§ Task description: Wherever a line below holds the word "JSON", copy that line.

§ Material for this task:
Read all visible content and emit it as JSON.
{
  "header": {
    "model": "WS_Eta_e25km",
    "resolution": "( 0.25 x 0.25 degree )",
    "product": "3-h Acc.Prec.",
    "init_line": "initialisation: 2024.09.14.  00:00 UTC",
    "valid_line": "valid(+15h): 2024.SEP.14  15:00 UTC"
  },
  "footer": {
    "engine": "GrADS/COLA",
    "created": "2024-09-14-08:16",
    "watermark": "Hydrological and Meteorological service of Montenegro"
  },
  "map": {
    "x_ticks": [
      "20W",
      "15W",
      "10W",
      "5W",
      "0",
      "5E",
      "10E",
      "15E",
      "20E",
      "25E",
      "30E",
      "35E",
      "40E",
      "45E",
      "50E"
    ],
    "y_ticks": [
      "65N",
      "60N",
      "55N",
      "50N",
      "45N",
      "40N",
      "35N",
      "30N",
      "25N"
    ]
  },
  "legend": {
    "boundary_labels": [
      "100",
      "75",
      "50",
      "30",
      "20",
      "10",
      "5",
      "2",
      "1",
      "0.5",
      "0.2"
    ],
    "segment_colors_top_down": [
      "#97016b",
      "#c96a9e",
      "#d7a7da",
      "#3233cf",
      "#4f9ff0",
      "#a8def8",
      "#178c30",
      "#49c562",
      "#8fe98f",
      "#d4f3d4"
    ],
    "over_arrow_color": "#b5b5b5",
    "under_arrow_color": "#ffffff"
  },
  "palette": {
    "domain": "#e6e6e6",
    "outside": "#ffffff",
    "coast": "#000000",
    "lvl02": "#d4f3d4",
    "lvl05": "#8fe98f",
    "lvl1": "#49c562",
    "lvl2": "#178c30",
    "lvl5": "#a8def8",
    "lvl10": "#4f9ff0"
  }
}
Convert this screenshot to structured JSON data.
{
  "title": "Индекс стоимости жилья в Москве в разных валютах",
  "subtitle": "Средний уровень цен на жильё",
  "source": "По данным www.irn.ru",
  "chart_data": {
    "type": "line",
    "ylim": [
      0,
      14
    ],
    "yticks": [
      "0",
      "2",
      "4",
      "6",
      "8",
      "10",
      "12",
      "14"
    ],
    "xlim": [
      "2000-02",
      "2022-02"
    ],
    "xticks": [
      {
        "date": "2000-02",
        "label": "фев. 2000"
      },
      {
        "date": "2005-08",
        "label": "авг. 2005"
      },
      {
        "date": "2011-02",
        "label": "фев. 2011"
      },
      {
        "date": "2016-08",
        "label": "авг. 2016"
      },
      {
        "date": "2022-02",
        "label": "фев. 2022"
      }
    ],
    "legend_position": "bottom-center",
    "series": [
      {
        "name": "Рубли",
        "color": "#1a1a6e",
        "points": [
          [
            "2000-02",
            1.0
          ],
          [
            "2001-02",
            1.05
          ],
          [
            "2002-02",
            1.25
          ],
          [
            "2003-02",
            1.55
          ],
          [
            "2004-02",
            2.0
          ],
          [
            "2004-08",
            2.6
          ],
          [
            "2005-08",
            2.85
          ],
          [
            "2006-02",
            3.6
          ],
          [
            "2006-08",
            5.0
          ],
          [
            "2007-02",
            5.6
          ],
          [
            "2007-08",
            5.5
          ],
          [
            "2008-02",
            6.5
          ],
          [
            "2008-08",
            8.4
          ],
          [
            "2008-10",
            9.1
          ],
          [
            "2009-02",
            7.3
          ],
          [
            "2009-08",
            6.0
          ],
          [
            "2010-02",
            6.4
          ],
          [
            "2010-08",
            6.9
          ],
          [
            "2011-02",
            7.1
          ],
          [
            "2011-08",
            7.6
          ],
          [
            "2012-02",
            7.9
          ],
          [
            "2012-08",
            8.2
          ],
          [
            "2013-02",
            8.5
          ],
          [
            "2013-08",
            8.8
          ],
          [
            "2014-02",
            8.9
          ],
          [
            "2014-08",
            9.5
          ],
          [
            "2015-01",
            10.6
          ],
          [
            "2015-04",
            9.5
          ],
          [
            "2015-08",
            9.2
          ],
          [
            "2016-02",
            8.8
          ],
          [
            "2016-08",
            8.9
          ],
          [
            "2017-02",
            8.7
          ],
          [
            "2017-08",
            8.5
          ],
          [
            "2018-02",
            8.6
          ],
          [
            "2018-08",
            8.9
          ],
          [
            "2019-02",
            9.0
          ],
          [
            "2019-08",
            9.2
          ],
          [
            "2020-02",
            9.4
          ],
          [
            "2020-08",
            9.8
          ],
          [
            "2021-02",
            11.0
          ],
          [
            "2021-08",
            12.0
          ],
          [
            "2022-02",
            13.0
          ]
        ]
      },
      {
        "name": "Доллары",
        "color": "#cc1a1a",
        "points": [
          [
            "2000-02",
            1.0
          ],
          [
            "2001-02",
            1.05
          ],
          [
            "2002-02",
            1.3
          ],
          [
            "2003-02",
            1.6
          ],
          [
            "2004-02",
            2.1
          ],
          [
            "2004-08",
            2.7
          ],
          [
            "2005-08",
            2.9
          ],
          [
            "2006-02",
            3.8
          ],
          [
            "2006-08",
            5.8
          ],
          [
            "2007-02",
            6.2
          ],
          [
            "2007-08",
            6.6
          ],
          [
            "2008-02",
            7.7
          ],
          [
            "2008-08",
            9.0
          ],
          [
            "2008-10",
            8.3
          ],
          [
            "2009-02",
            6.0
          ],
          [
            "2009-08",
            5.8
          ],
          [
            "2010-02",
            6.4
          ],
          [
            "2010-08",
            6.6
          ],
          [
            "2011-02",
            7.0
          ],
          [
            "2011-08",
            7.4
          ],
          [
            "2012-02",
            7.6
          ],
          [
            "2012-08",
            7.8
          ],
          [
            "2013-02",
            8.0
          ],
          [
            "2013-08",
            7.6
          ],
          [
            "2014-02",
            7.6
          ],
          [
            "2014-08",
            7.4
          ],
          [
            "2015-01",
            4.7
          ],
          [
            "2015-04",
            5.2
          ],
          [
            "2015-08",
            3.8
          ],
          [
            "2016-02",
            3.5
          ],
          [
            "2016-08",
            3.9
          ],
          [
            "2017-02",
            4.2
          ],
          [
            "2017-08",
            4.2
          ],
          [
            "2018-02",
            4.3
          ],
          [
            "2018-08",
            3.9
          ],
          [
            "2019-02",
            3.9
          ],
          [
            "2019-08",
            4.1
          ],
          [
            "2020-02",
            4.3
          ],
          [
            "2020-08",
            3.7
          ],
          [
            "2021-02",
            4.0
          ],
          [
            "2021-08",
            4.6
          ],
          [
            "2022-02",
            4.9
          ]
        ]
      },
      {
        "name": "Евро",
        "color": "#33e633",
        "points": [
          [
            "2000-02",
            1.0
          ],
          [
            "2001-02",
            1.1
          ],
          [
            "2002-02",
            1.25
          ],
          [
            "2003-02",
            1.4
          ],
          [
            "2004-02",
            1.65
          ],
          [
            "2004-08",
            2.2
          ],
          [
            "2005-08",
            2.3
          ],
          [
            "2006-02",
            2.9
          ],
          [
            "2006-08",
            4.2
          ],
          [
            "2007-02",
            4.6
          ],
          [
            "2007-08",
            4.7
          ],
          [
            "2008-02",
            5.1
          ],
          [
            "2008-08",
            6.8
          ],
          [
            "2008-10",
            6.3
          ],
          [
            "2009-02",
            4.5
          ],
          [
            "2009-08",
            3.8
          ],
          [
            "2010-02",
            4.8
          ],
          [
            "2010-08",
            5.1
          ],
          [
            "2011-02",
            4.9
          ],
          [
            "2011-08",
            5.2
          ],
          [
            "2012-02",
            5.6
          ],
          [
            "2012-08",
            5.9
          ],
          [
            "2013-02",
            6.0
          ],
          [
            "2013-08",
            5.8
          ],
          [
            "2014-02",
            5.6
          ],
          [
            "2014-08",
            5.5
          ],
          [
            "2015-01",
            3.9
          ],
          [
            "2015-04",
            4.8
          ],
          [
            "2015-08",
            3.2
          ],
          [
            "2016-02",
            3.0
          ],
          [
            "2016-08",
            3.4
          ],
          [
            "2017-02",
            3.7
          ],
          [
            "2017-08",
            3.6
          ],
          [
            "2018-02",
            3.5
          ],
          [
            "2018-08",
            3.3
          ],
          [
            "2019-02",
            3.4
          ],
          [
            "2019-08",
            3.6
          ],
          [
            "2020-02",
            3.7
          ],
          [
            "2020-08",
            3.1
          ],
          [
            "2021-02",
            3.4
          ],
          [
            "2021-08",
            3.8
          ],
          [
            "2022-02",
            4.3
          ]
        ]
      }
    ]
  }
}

§ Exercise output:
Read all visible content and emit it as JSON.
Convert this screenshot to structured JSON data.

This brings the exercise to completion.